→ **DATASET CONTENT**:
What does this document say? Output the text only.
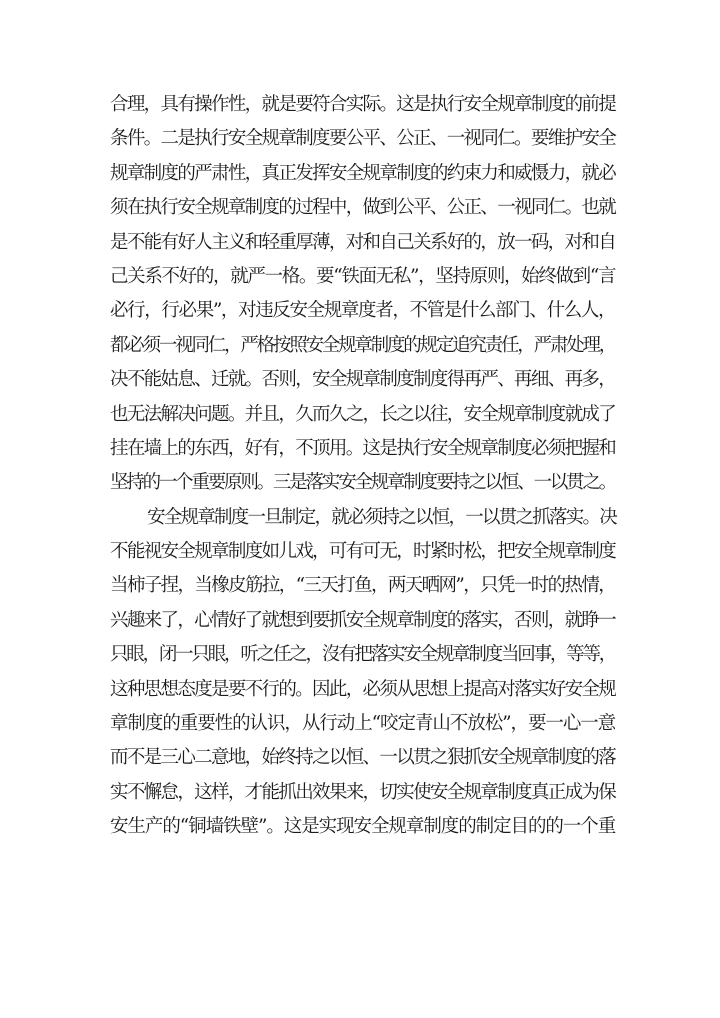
合理，具有操作性，就是要符合实际。这是执行安全规章制度的前提
条件。二是执行安全规章制度要公平、公正、一视同仁。要维护安全
规章制度的严肃性，真正发挥安全规章制度的约束力和威慑力，就必
须在执行安全规章制度的过程中，做到公平、公正、一视同仁。也就
是不能有好人主义和轻重厚薄，对和自己关系好的，放一码，对和自
己关系不好的，就严一格。要“铁面无私”，坚持原则，始终做到“言
必行，行必果”，对违反安全规章度者，不管是什么部门、什么人，
都必须一视同仁，严格按照安全规章制度的规定追究责任，严肃处理，
决不能姑息、迁就。否则，安全规章制度制度得再严、再细、再多，
也无法解决问题。并且，久而久之，长之以往，安全规章制度就成了
挂在墙上的东西，好有，不顶用。这是执行安全规章制度必须把握和
坚持的一个重要原则。三是落实安全规章制度要持之以恒、一以贯之。
安全规章制度一旦制定，就必须持之以恒，一以贯之抓落实。决
不能视安全规章制度如儿戏，可有可无，时紧时松，把安全规章制度
当柿子捏，当橡皮筋拉，“三天打鱼，两天晒网”，只凭一时的热情，
兴趣来了，心情好了就想到要抓安全规章制度的落实，否则，就睁一
只眼，闭一只眼，听之任之，沒有把落实安全规章制度当回事，等等，
这种思想态度是要不行的。因此，必须从思想上提高对落实好安全规
章制度的重要性的认识，从行动上“咬定青山不放松”，要一心一意
而不是三心二意地，始终持之以恒、一以贯之狠抓安全规章制度的落
实不懈怠，这样，才能抓出效果来，切实使安全规章制度真正成为保
安生产的“铜墙铁壁”。这是实现安全规章制度的制定目的的一个重
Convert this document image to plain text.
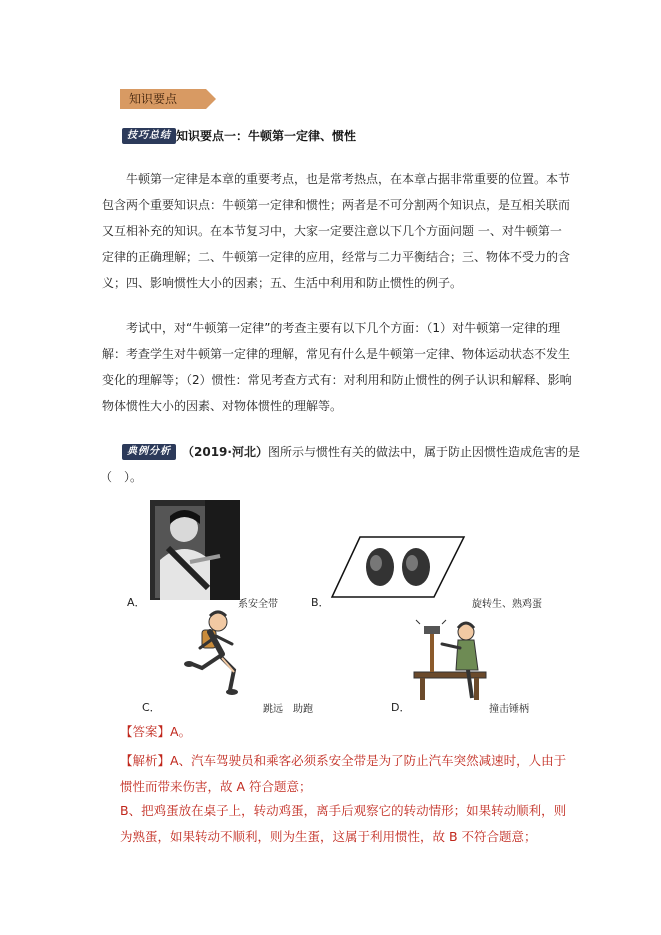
知识要点
技巧总结 知识要点一：牛顿第一定律、惯性

牛顿第一定律是本章的重要考点，也是常考热点，在本章占据非常重要的位置。本节包含两个重要知识点：牛顿第一定律和惯性；两者是不可分割两个知识点，是互相关联而又互相补充的知识。在本节复习中，大家一定要注意以下几个方面问题 一、对牛顿第一定律的正确理解；二、牛顿第一定律的应用，经常与二力平衡结合；三、物体不受力的含义；四、影响惯性大小的因素；五、生活中利用和防止惯性的例子。

考试中，对“牛顿第一定律”的考查主要有以下几个方面：（1）对牛顿第一定律的理解：考查学生对牛顿第一定律的理解，常见有什么是牛顿第一定律、物体运动状态不发生变化的理解等；（2）惯性：常见考查方式有：对利用和防止惯性的例子认识和解释、影响物体惯性大小的因素、对物体惯性的理解等。

典例分析 （2019·河北） 图所示与惯性有关的做法中，属于防止因惯性造成危害的是
（　）。
A．	系安全带	B．	旋转生、熟鸡蛋
C．	跳远　助跑	D．	撞击锤柄
【答案】A。
【解析】A、汽车驾驶员和乘客必须系安全带是为了防止汽车突然减速时，人由于惯性而带来伤害，故 A 符合题意；
B、把鸡蛋放在桌子上，转动鸡蛋，离手后观察它的转动情形；如果转动顺利，则为熟蛋，如果转动不顺利，则为生蛋，这属于利用惯性，故 B 不符合题意；
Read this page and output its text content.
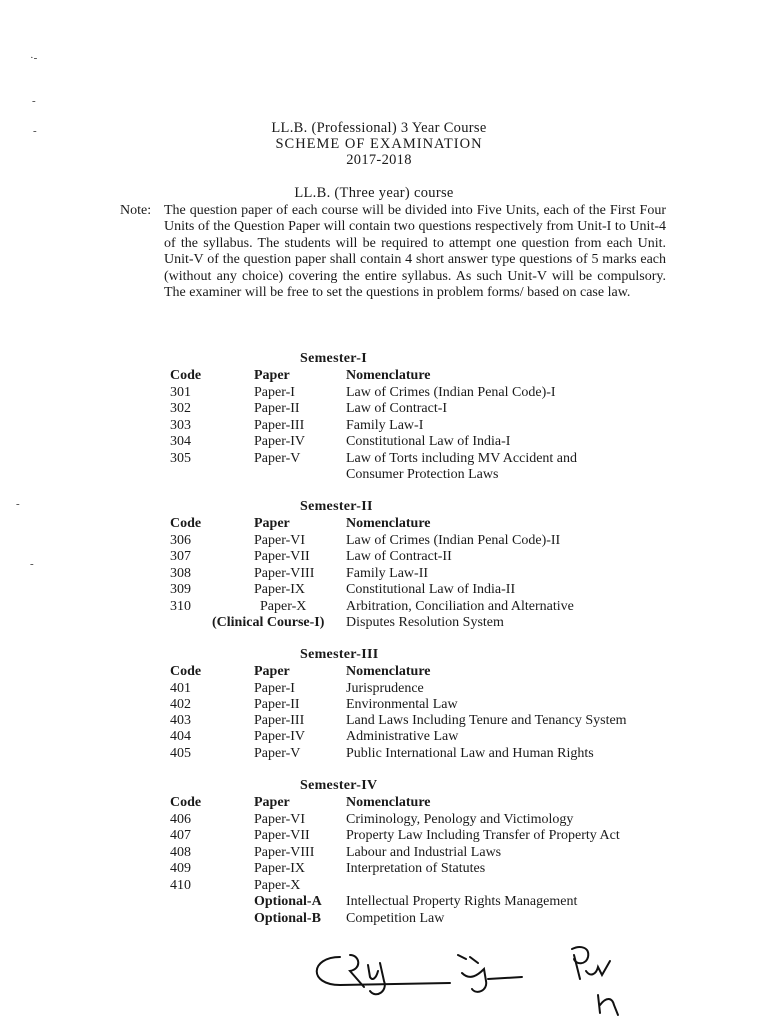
·-
-
-
-
-
LL.B. (Professional) 3 Year Course
SCHEME OF EXAMINATION
2017-2018
LL.B. (Three year) course
Note: The question paper of each course will be divided into Five Units, each of the First Four Units of the Question Paper will contain two questions respectively from Unit-I to Unit-4 of the syllabus. The students will be required to attempt one question from each Unit. Unit-V of the question paper shall contain 4 short answer type questions of 5 marks each (without any choice) covering the entire syllabus. As such Unit-V will be compulsory. The examiner will be free to set the questions in problem forms/ based on case law.
Semester-I
Code	Paper	Nomenclature
301	Paper-I	Law of Crimes (Indian Penal Code)-I
302	Paper-II	Law of Contract-I
303	Paper-III	Family Law-I
304	Paper-IV	Constitutional Law of India-I
305	Paper-V	Law of Torts including MV Accident and
Consumer Protection Laws
Semester-II
Code	Paper	Nomenclature
306	Paper-VI	Law of Crimes (Indian Penal Code)-II
307	Paper-VII	Law of Contract-II
308	Paper-VIII Family Law-II
309	Paper-IX	Constitutional Law of India-II
310	Paper-X	Arbitration, Conciliation and Alternative
(Clinical Course-I) Disputes Resolution System
Semester-III
Code	Paper	Nomenclature
401	Paper-I	Jurisprudence
402	Paper-II	Environmental Law
403	Paper-III	Land Laws Including Tenure and Tenancy System
404	Paper-IV	Administrative Law
405	Paper-V	Public International Law and Human Rights
Semester-IV
Code	Paper	Nomenclature
406	Paper-VI	Criminology, Penology and Victimology
407	Paper-VII	Property Law Including Transfer of Property Act
408	Paper-VIII Labour and Industrial Laws
409	Paper-IX	Interpretation of Statutes
410	Paper-X
Optional-A Intellectual Property Rights Management
Optional-B Competition Law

→ **PROBLEM TO WORK ON**:
Every line containing the string "text" must be listed.

→ **IN RESPONSE**:
What does this document say? Output the text only.
Convert this document image to plain text.
Read this page and output its text content.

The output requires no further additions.